CHALLENGE:
Copy nothing but the text: repeat each entry exactly and drop the images.

PROVIDED MATERIAL:
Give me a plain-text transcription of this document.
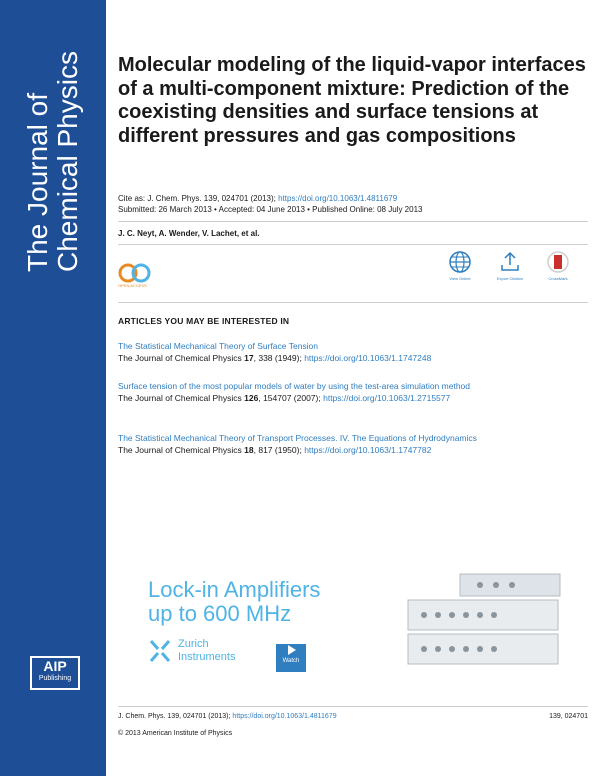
The Journal of Chemical Physics
AIP
Publishing
Molecular modeling of the liquid-vapor interfaces of a multi-component mixture: Prediction of the coexisting densities and surface tensions at different pressures and gas compositions
Cite as: J. Chem. Phys. 139, 024701 (2013); https://doi.org/10.1063/1.4811679
Submitted: 26 March 2013 • Accepted: 04 June 2013 • Published Online: 08 July 2013
J. C. Neyt, A. Wender, V. Lachet, et al.
OPEN ACCESS
View Online	Export Citation	CrossMark
ARTICLES YOU MAY BE INTERESTED IN
The Statistical Mechanical Theory of Surface Tension
The Journal of Chemical Physics 17, 338 (1949); https://doi.org/10.1063/1.1747248
Surface tension of the most popular models of water by using the test-area simulation method
The Journal of Chemical Physics 126, 154707 (2007); https://doi.org/10.1063/1.2715577
The Statistical Mechanical Theory of Transport Processes. IV. The Equations of Hydrodynamics
The Journal of Chemical Physics 18, 817 (1950); https://doi.org/10.1063/1.1747782
Lock-in Amplifiers
up to 600 MHz
Zurich
Instruments	Watch
J. Chem. Phys. 139, 024701 (2013); https://doi.org/10.1063/1.4811679	139, 024701
© 2013 American Institute of Physics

SOLUTION FOR THIS TASK:
Give me a plain-text transcription of this document.
The Journal of Chemical Physics
AIP
Publishing
Molecular modeling of the liquid-vapor interfaces of a multi-component mixture: Prediction of the coexisting densities and surface tensions at different pressures and gas compositions
Cite as: J. Chem. Phys. 139, 024701 (2013); https://doi.org/10.1063/1.4811679
Submitted: 26 March 2013 • Accepted: 04 June 2013 • Published Online: 08 July 2013
J. C. Neyt, A. Wender, V. Lachet, et al.
OPEN ACCESS
View Online	Export Citation	CrossMark
ARTICLES YOU MAY BE INTERESTED IN
The Statistical Mechanical Theory of Surface Tension
The Journal of Chemical Physics 17, 338 (1949); https://doi.org/10.1063/1.1747248
Surface tension of the most popular models of water by using the test-area simulation method
The Journal of Chemical Physics 126, 154707 (2007); https://doi.org/10.1063/1.2715577
The Statistical Mechanical Theory of Transport Processes. IV. The Equations of Hydrodynamics
The Journal of Chemical Physics 18, 817 (1950); https://doi.org/10.1063/1.1747782
Lock-in Amplifiers
up to 600 MHz
Zurich
Instruments	Watch
J. Chem. Phys. 139, 024701 (2013); https://doi.org/10.1063/1.4811679	139, 024701
© 2013 American Institute of Physics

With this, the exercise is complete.